Work instructions
Gather each line of the records where "odpowiednio" appears.

[Dataset items]
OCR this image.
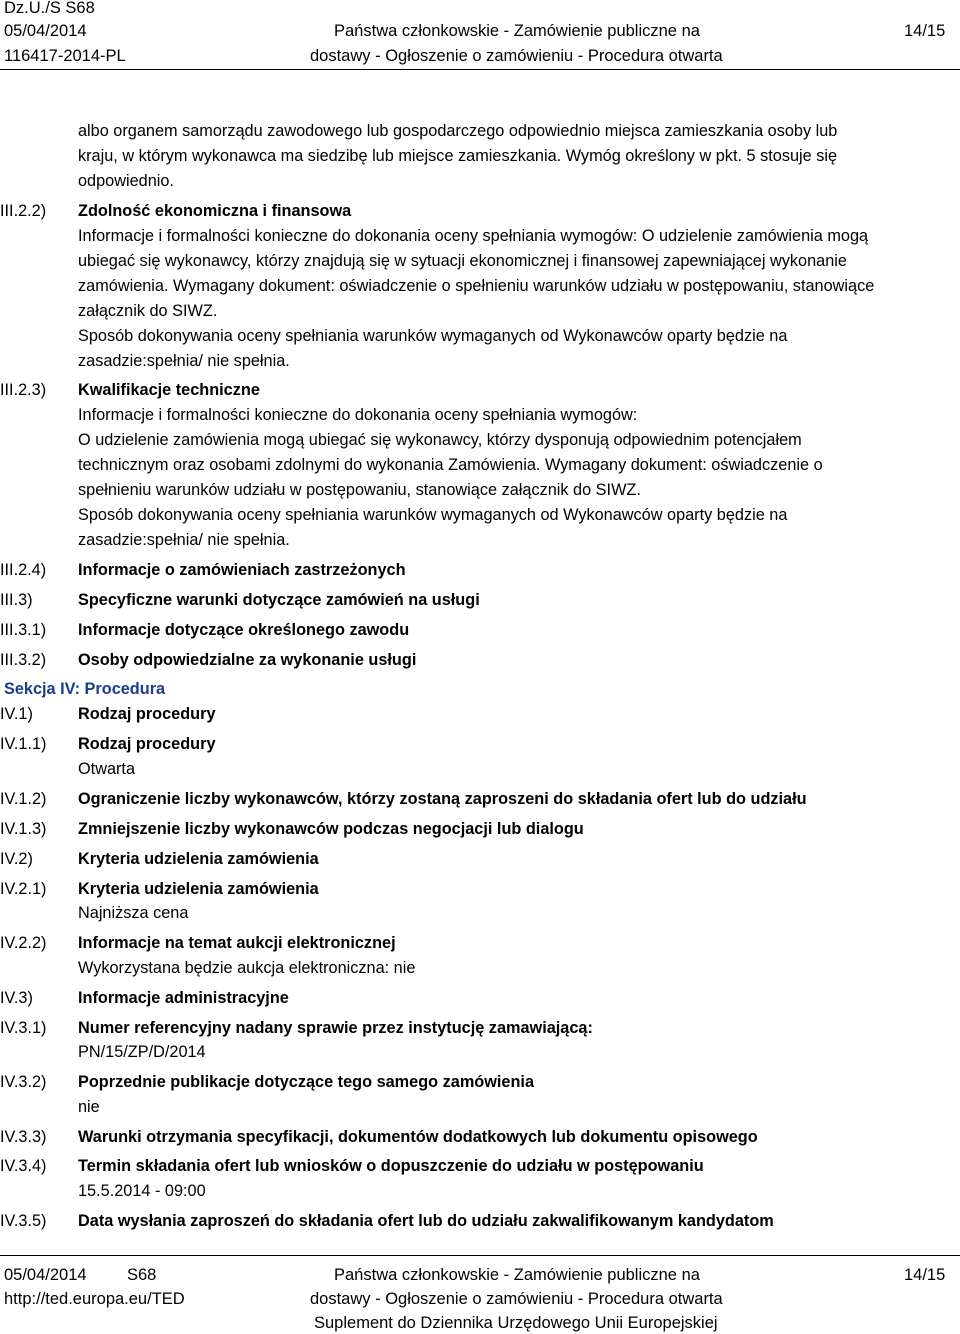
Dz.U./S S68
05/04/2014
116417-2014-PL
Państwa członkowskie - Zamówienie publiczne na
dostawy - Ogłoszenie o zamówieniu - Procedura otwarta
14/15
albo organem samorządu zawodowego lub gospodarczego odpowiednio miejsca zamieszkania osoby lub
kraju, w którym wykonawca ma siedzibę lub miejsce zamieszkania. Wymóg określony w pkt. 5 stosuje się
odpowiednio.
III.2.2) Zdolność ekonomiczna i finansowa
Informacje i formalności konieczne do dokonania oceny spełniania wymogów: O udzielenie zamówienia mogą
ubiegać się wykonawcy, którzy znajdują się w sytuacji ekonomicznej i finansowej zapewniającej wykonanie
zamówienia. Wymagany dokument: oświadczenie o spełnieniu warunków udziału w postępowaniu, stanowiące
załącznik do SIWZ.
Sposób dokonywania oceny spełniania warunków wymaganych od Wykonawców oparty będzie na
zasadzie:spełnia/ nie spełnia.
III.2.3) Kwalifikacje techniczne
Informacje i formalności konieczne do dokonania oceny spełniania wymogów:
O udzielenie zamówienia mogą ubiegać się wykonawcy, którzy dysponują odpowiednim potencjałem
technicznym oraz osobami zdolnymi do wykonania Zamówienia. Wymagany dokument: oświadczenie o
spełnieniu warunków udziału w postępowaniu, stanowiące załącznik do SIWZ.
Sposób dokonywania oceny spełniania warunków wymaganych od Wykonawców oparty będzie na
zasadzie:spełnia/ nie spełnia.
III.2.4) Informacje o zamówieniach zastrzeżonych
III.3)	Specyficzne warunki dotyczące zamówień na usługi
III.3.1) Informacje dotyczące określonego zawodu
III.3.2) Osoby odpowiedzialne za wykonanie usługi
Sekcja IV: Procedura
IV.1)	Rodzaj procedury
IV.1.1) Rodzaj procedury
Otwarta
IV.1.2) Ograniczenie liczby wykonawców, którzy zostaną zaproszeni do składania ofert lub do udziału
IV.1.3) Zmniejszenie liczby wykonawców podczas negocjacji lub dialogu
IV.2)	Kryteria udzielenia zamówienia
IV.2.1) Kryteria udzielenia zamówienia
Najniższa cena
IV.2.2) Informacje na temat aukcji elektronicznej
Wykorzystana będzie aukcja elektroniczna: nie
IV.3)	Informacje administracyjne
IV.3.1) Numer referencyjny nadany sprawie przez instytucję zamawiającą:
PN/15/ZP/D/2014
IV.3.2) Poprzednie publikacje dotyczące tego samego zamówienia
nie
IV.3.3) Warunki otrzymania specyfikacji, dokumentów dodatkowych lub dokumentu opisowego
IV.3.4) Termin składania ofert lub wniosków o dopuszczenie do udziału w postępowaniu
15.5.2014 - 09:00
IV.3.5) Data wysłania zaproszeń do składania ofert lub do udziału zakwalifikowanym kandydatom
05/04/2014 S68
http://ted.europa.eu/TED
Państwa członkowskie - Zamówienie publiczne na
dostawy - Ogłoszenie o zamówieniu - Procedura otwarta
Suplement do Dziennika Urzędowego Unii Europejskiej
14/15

Exercise solution
albo organem samorządu zawodowego lub gospodarczego odpowiednio miejsca zamieszkania osoby lub
odpowiednio.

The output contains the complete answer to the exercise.